• WRITTEN INSTRUCTION:
Omitting all pictures, copy word for word the lines from the line containing "Give me the" through the final line of the entries.

• DATASET EXCERPTS:
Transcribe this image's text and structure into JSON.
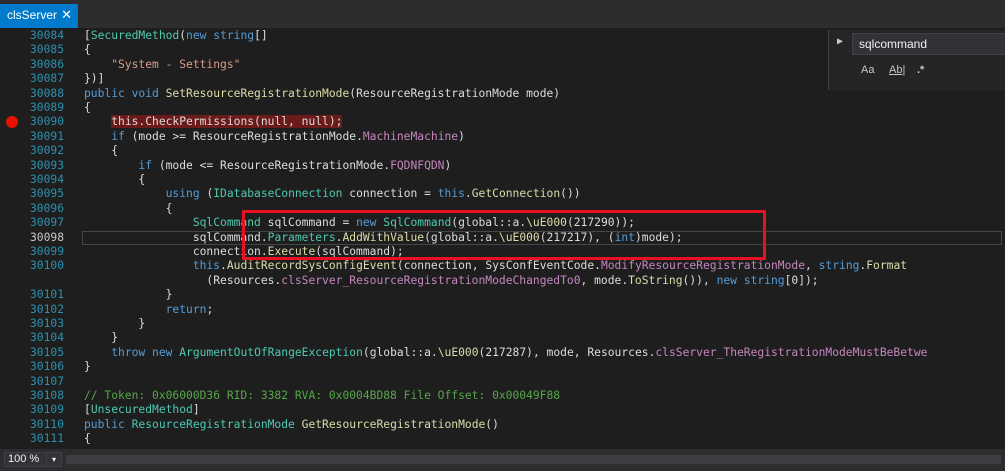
{
  "tab": {
    "title": "clsServer",
    "close": "✕"
  },
  "find": {
    "chevron": "▶",
    "query": "sqlcommand",
    "match_case": "Aa",
    "whole_word": "Ab|",
    "regex": ".*"
  },
  "status": {
    "zoom": "100 %",
    "zoom_dropdown": "▾"
  },
  "highlight_color": "#e81123",
  "lines": [
    {
      "n": "30084",
      "tokens": [
        [
          "[",
          "p"
        ],
        [
          "SecuredMethod",
          "ty"
        ],
        [
          "(",
          "p"
        ],
        [
          "new ",
          "kw"
        ],
        [
          "string",
          "kw"
        ],
        [
          "[]",
          "p"
        ]
      ]
    },
    {
      "n": "30085",
      "tokens": [
        [
          "{",
          "p"
        ]
      ]
    },
    {
      "n": "30086",
      "tokens": [
        [
          "    \"System - Settings\"",
          "st"
        ]
      ]
    },
    {
      "n": "30087",
      "tokens": [
        [
          "})]",
          "p"
        ]
      ]
    },
    {
      "n": "30088",
      "tokens": [
        [
          "public ",
          "kw"
        ],
        [
          "void ",
          "kw"
        ],
        [
          "SetResourceRegistrationMode",
          "me"
        ],
        [
          "(ResourceRegistrationMode mode)",
          "p"
        ]
      ]
    },
    {
      "n": "30089",
      "tokens": [
        [
          "{",
          "p"
        ]
      ]
    },
    {
      "n": "30090",
      "bp": true,
      "tokens": [
        [
          "    ",
          "p"
        ],
        [
          "this.CheckPermissions(null, null);",
          "hl"
        ]
      ]
    },
    {
      "n": "30091",
      "tokens": [
        [
          "    ",
          "p"
        ],
        [
          "if ",
          "kw"
        ],
        [
          "(mode >= ResourceRegistrationMode.",
          "p"
        ],
        [
          "MachineMachine",
          "pr"
        ],
        [
          ")",
          "p"
        ]
      ]
    },
    {
      "n": "30092",
      "tokens": [
        [
          "    {",
          "p"
        ]
      ]
    },
    {
      "n": "30093",
      "tokens": [
        [
          "        ",
          "p"
        ],
        [
          "if ",
          "kw"
        ],
        [
          "(mode <= ResourceRegistrationMode.",
          "p"
        ],
        [
          "FQDNFQDN",
          "pr"
        ],
        [
          ")",
          "p"
        ]
      ]
    },
    {
      "n": "30094",
      "tokens": [
        [
          "        {",
          "p"
        ]
      ]
    },
    {
      "n": "30095",
      "tokens": [
        [
          "            ",
          "p"
        ],
        [
          "using ",
          "kw"
        ],
        [
          "(",
          "p"
        ],
        [
          "IDatabaseConnection",
          "ty"
        ],
        [
          " connection = ",
          "p"
        ],
        [
          "this",
          "kw"
        ],
        [
          ".",
          "p"
        ],
        [
          "GetConnection",
          "me"
        ],
        [
          "())",
          "p"
        ]
      ]
    },
    {
      "n": "30096",
      "tokens": [
        [
          "            {",
          "p"
        ]
      ]
    },
    {
      "n": "30097",
      "tokens": [
        [
          "                ",
          "p"
        ],
        [
          "SqlCommand",
          "ty"
        ],
        [
          " sqlCommand = ",
          "p"
        ],
        [
          "new ",
          "kw"
        ],
        [
          "SqlCommand",
          "ty"
        ],
        [
          "(global::a.",
          "p"
        ],
        [
          "\\uE000",
          "me"
        ],
        [
          "(217290));",
          "p"
        ]
      ]
    },
    {
      "n": "30098",
      "cur": true,
      "tokens": [
        [
          "                sqlCommand.",
          "p"
        ],
        [
          "Parameters",
          "ty"
        ],
        [
          ".",
          "p"
        ],
        [
          "AddWithValue",
          "me"
        ],
        [
          "(global::a.",
          "p"
        ],
        [
          "\\uE000",
          "me"
        ],
        [
          "(217217), (",
          "p"
        ],
        [
          "int",
          "kw"
        ],
        [
          ")mode);",
          "p"
        ]
      ]
    },
    {
      "n": "30099",
      "tokens": [
        [
          "                connection.",
          "p"
        ],
        [
          "Execute",
          "me"
        ],
        [
          "(sqlCommand);",
          "p"
        ]
      ]
    },
    {
      "n": "30100",
      "tokens": [
        [
          "                ",
          "p"
        ],
        [
          "this",
          "kw"
        ],
        [
          ".",
          "p"
        ],
        [
          "AuditRecordSysConfigEvent",
          "me"
        ],
        [
          "(connection, SysConfEventCode.",
          "p"
        ],
        [
          "ModifyResourceRegistrationMode",
          "pr"
        ],
        [
          ", ",
          "p"
        ],
        [
          "string",
          "kw"
        ],
        [
          ".",
          "p"
        ],
        [
          "Format",
          "me"
        ]
      ]
    },
    {
      "n": "",
      "tokens": [
        [
          "                  (Resources.",
          "p"
        ],
        [
          "clsServer_ResourceRegistrationModeChangedTo0",
          "pr"
        ],
        [
          ", mode.",
          "p"
        ],
        [
          "ToString",
          "me"
        ],
        [
          "()), ",
          "p"
        ],
        [
          "new ",
          "kw"
        ],
        [
          "string",
          "kw"
        ],
        [
          "[0]);",
          "p"
        ]
      ]
    },
    {
      "n": "30101",
      "tokens": [
        [
          "            }",
          "p"
        ]
      ]
    },
    {
      "n": "30102",
      "tokens": [
        [
          "            ",
          "p"
        ],
        [
          "return",
          "kw"
        ],
        [
          ";",
          "p"
        ]
      ]
    },
    {
      "n": "30103",
      "tokens": [
        [
          "        }",
          "p"
        ]
      ]
    },
    {
      "n": "30104",
      "tokens": [
        [
          "    }",
          "p"
        ]
      ]
    },
    {
      "n": "30105",
      "tokens": [
        [
          "    ",
          "p"
        ],
        [
          "throw ",
          "kw"
        ],
        [
          "new ",
          "kw"
        ],
        [
          "ArgumentOutOfRangeException",
          "ty"
        ],
        [
          "(global::a.",
          "p"
        ],
        [
          "\\uE000",
          "me"
        ],
        [
          "(217287), mode, Resources.",
          "p"
        ],
        [
          "clsServer_TheRegistrationModeMustBeBetwe",
          "pr"
        ]
      ]
    },
    {
      "n": "30106",
      "tokens": [
        [
          "}",
          "p"
        ]
      ]
    },
    {
      "n": "30107",
      "tokens": []
    },
    {
      "n": "30108",
      "tokens": [
        [
          "// Token: 0x06000D36 RID: 3382 RVA: 0x0004BD88 File Offset: 0x00049F88",
          "cm"
        ]
      ]
    },
    {
      "n": "30109",
      "tokens": [
        [
          "[",
          "p"
        ],
        [
          "UnsecuredMethod",
          "ty"
        ],
        [
          "]",
          "p"
        ]
      ]
    },
    {
      "n": "30110",
      "tokens": [
        [
          "public ",
          "kw"
        ],
        [
          "ResourceRegistrationMode ",
          "ty"
        ],
        [
          "GetResourceRegistrationMode",
          "me"
        ],
        [
          "()",
          "p"
        ]
      ]
    },
    {
      "n": "30111",
      "tokens": [
        [
          "{",
          "p"
        ]
      ]
    }
  ]
}
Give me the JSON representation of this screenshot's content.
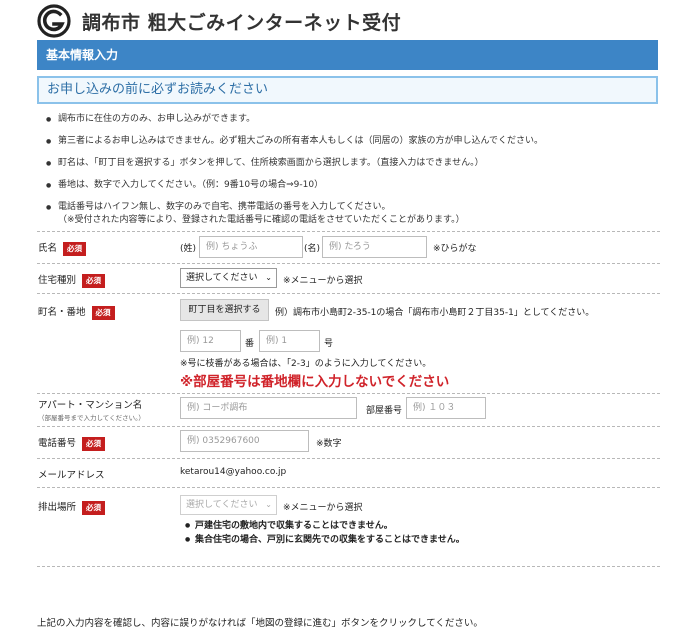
{
  "header": {
    "title": "調布市 粗大ごみインターネット受付",
    "logo_icon": "chofu-city-logo-icon"
  },
  "section": {
    "title": "基本情報入力",
    "notice_title": "お申し込みの前に必ずお読みください",
    "notes": [
      "調布市に在住の方のみ、お申し込みができます。",
      "第三者によるお申し込みはできません。必ず粗大ごみの所有者本人もしくは（同居の）家族の方が申し込んでください。",
      "町名は、「町丁目を選択する」ボタンを押して、住所検索画面から選択します。（直接入力はできません。）",
      "番地は、数字で入力してください。（例：9番10号の場合⇒9-10）",
      "電話番号はハイフン無し、数字のみで自宅、携帯電話の番号を入力してください。\n（※受付された内容等により、登録された電話番号に確認の電話をさせていただくことがあります。）"
    ]
  },
  "form": {
    "required_badge": "必須",
    "name": {
      "label": "氏名",
      "sei_prefix": "(姓)",
      "sei_placeholder": "例) ちょうふ",
      "mei_prefix": "(名)",
      "mei_placeholder": "例) たろう",
      "hint": "※ひらがな"
    },
    "housing": {
      "label": "住宅種別",
      "selected": "選択してください",
      "hint": "※メニューから選択"
    },
    "address": {
      "label": "町名・番地",
      "button": "町丁目を選択する",
      "example": "例）調布市小島町2-35-1の場合「調布市小島町２丁目35-1」としてください。",
      "ban_placeholder": "例) 12",
      "ban_suffix": "番",
      "go_placeholder": "例) 1",
      "go_suffix": "号",
      "branch_note": "※号に枝番がある場合は、「2-3」のように入力してください。",
      "warning": "※部屋番号は番地欄に入力しないでください"
    },
    "apartment": {
      "label": "アパート・マンション名",
      "sublabel": "（部屋番号まで入力してください。）",
      "name_placeholder": "例) コーポ調布",
      "room_label": "部屋番号",
      "room_placeholder": "例) １０３"
    },
    "phone": {
      "label": "電話番号",
      "placeholder": "例) 0352967600",
      "hint": "※数字"
    },
    "email": {
      "label": "メールアドレス",
      "value": "ketarou14@yahoo.co.jp"
    },
    "place": {
      "label": "排出場所",
      "selected": "選択してください",
      "hint": "※メニューから選択",
      "notes": [
        "戸建住宅の敷地内で収集することはできません。",
        "集合住宅の場合、戸別に玄関先での収集をすることはできません。"
      ]
    }
  },
  "footer": {
    "instruction": "上記の入力内容を確認し、内容に誤りがなければ「地図の登録に進む」ボタンをクリックしてください。"
  }
}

• FINISHED EXERCISE:
Give me the JSON representation of this screenshot's content.
{
  "header": {
    "title": "調布市 粗大ごみインターネット受付",
    "logo_icon": "chofu-city-logo-icon"
  },
  "section": {
    "title": "基本情報入力",
    "notice_title": "お申し込みの前に必ずお読みください",
    "notes": [
      "調布市に在住の方のみ、お申し込みができます。",
      "第三者によるお申し込みはできません。必ず粗大ごみの所有者本人もしくは（同居の）家族の方が申し込んでください。",
      "町名は、「町丁目を選択する」ボタンを押して、住所検索画面から選択します。（直接入力はできません。）",
      "番地は、数字で入力してください。（例：9番10号の場合⇒9-10）",
      "電話番号はハイフン無し、数字のみで自宅、携帯電話の番号を入力してください。\n（※受付された内容等により、登録された電話番号に確認の電話をさせていただくことがあります。）"
    ]
  },
  "form": {
    "required_badge": "必須",
    "name": {
      "label": "氏名",
      "sei_prefix": "(姓)",
      "sei_placeholder": "例) ちょうふ",
      "mei_prefix": "(名)",
      "mei_placeholder": "例) たろう",
      "hint": "※ひらがな"
    },
    "housing": {
      "label": "住宅種別",
      "selected": "選択してください",
      "hint": "※メニューから選択"
    },
    "address": {
      "label": "町名・番地",
      "button": "町丁目を選択する",
      "example": "例）調布市小島町2-35-1の場合「調布市小島町２丁目35-1」としてください。",
      "ban_placeholder": "例) 12",
      "ban_suffix": "番",
      "go_placeholder": "例) 1",
      "go_suffix": "号",
      "branch_note": "※号に枝番がある場合は、「2-3」のように入力してください。",
      "warning": "※部屋番号は番地欄に入力しないでください"
    },
    "apartment": {
      "label": "アパート・マンション名",
      "sublabel": "（部屋番号まで入力してください。）",
      "name_placeholder": "例) コーポ調布",
      "room_label": "部屋番号",
      "room_placeholder": "例) １０３"
    },
    "phone": {
      "label": "電話番号",
      "placeholder": "例) 0352967600",
      "hint": "※数字"
    },
    "email": {
      "label": "メールアドレス",
      "value": "ketarou14@yahoo.co.jp"
    },
    "place": {
      "label": "排出場所",
      "selected": "選択してください",
      "hint": "※メニューから選択",
      "notes": [
        "戸建住宅の敷地内で収集することはできません。",
        "集合住宅の場合、戸別に玄関先での収集をすることはできません。"
      ]
    }
  },
  "footer": {
    "instruction": "上記の入力内容を確認し、内容に誤りがなければ「地図の登録に進む」ボタンをクリックしてください。"
  }
}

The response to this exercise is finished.